>>

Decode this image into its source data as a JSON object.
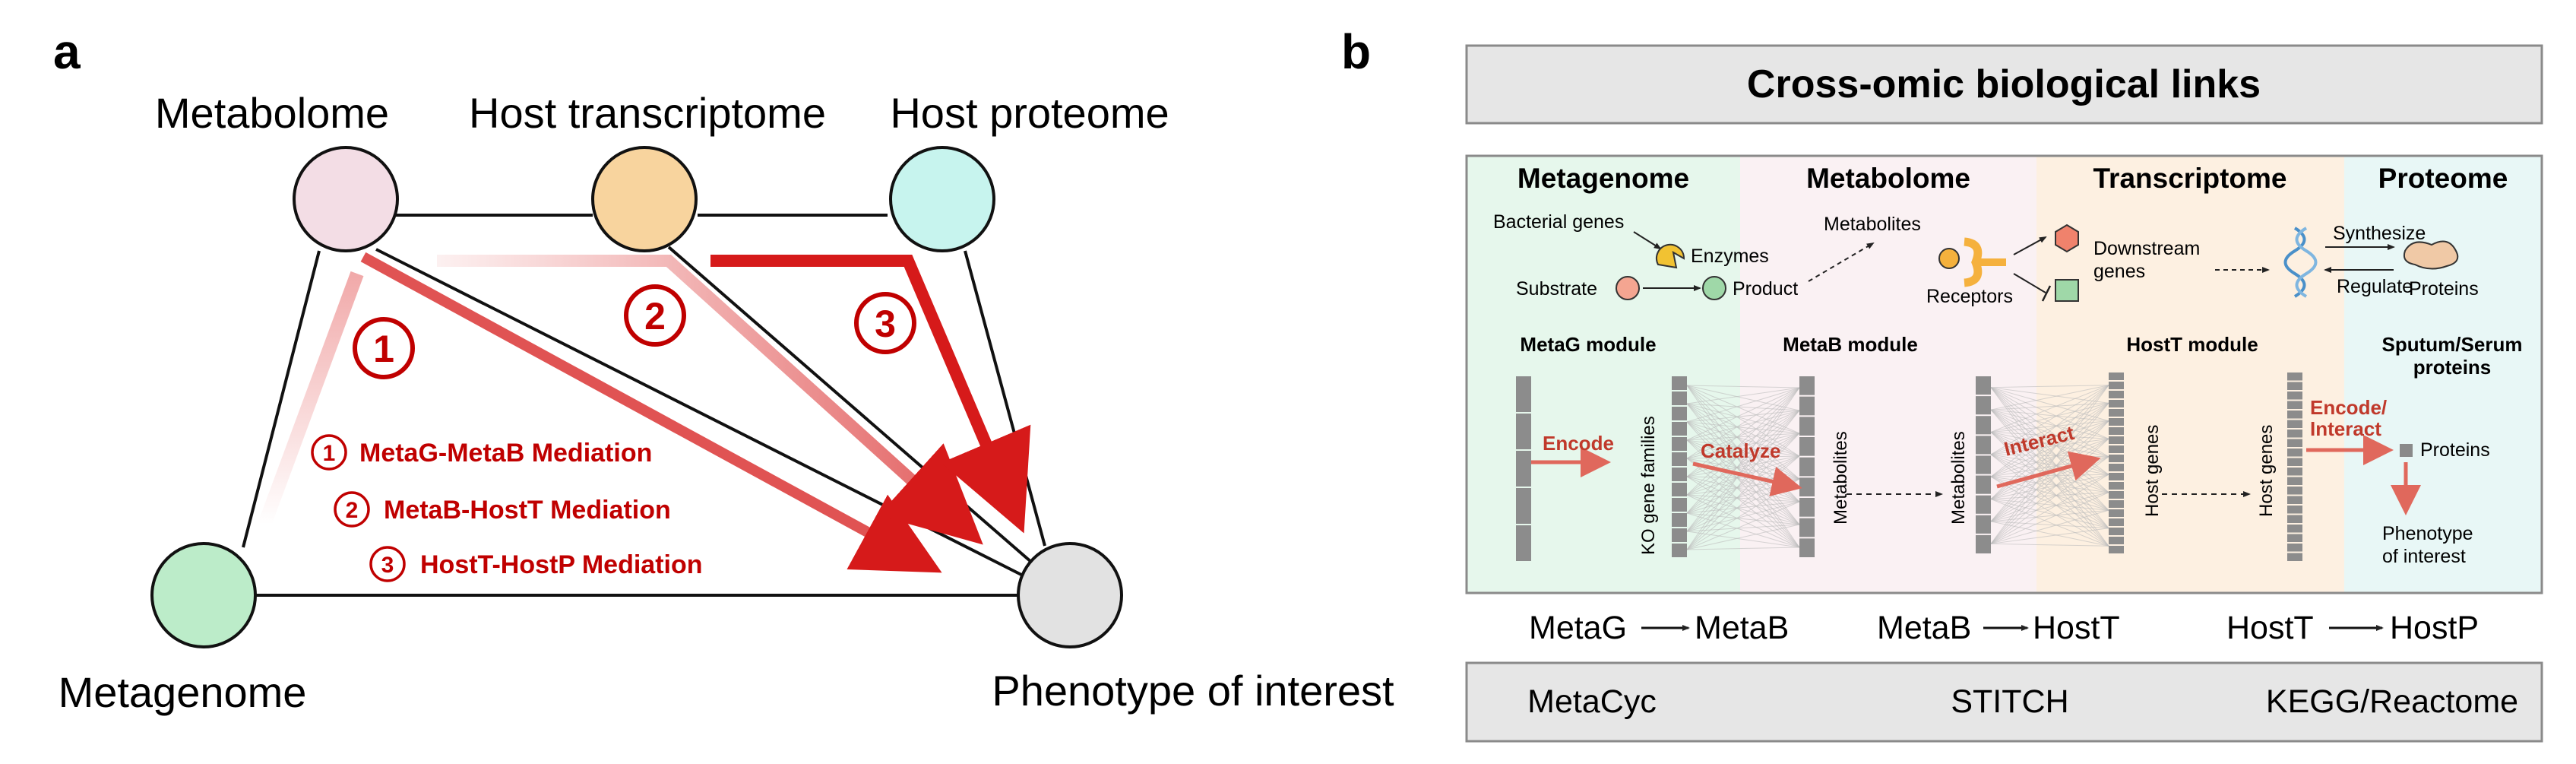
{
  "panel_a": {
    "label": "a",
    "nodes": {
      "metabolome": "Metabolome",
      "host_transcriptome": "Host transcriptome",
      "host_proteome": "Host proteome",
      "metagenome": "Metagenome",
      "phenotype": "Phenotype of interest"
    },
    "numbers": [
      "1",
      "2",
      "3"
    ],
    "mediations": [
      {
        "num": "1",
        "label": "MetaG-MetaB Mediation"
      },
      {
        "num": "2",
        "label": "MetaB-HostT Mediation"
      },
      {
        "num": "3",
        "label": "HostT-HostP Mediation"
      }
    ],
    "colors": {
      "metabolome": "#f3dde5",
      "host_transcriptome": "#f8d49e",
      "host_proteome": "#c7f4ee",
      "metagenome": "#bcecc9",
      "phenotype": "#e2e2e2",
      "mediation": "#d91c1c"
    }
  },
  "panel_b": {
    "label": "b",
    "title": "Cross-omic biological links",
    "columns": [
      "Metagenome",
      "Metabolome",
      "Transcriptome",
      "Proteome"
    ],
    "column_colors": [
      "#e6f7ec",
      "#faf1f3",
      "#fdf0e1",
      "#e8f7f6"
    ],
    "diagram": {
      "bacterial_genes": "Bacterial genes",
      "enzymes": "Enzymes",
      "substrate": "Substrate",
      "product": "Product",
      "metabolites": "Metabolites",
      "receptors": "Receptors",
      "downstream_genes": "Downstream\ngenes",
      "synthesize": "Synthesize",
      "regulate": "Regulate",
      "proteins": "Proteins"
    },
    "modules": {
      "metag": "MetaG module",
      "metab": "MetaB module",
      "hostt": "HostT module",
      "hostp": "Sputum/Serum\nproteins",
      "ko_gene_families": "KO gene families",
      "metabolites_1": "Metabolites",
      "metabolites_2": "Metabolites",
      "host_genes_1": "Host genes",
      "host_genes_2": "Host genes",
      "encode": "Encode",
      "catalyze": "Catalyze",
      "interact": "Interact",
      "encode_interact": "Encode/\nInteract",
      "proteins": "Proteins",
      "phenotype": "Phenotype\nof interest"
    },
    "links": [
      {
        "from": "MetaG",
        "to": "MetaB"
      },
      {
        "from": "MetaB",
        "to": "HostT"
      },
      {
        "from": "HostT",
        "to": "HostP"
      }
    ],
    "databases": [
      "MetaCyc",
      "STITCH",
      "KEGG/Reactome"
    ]
  }
}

<<

ASSIGNED TASK —
Tally the lines in this material that hold the word "Metabolites", then reply with only the number.

EXERCISE OUTPUT —
3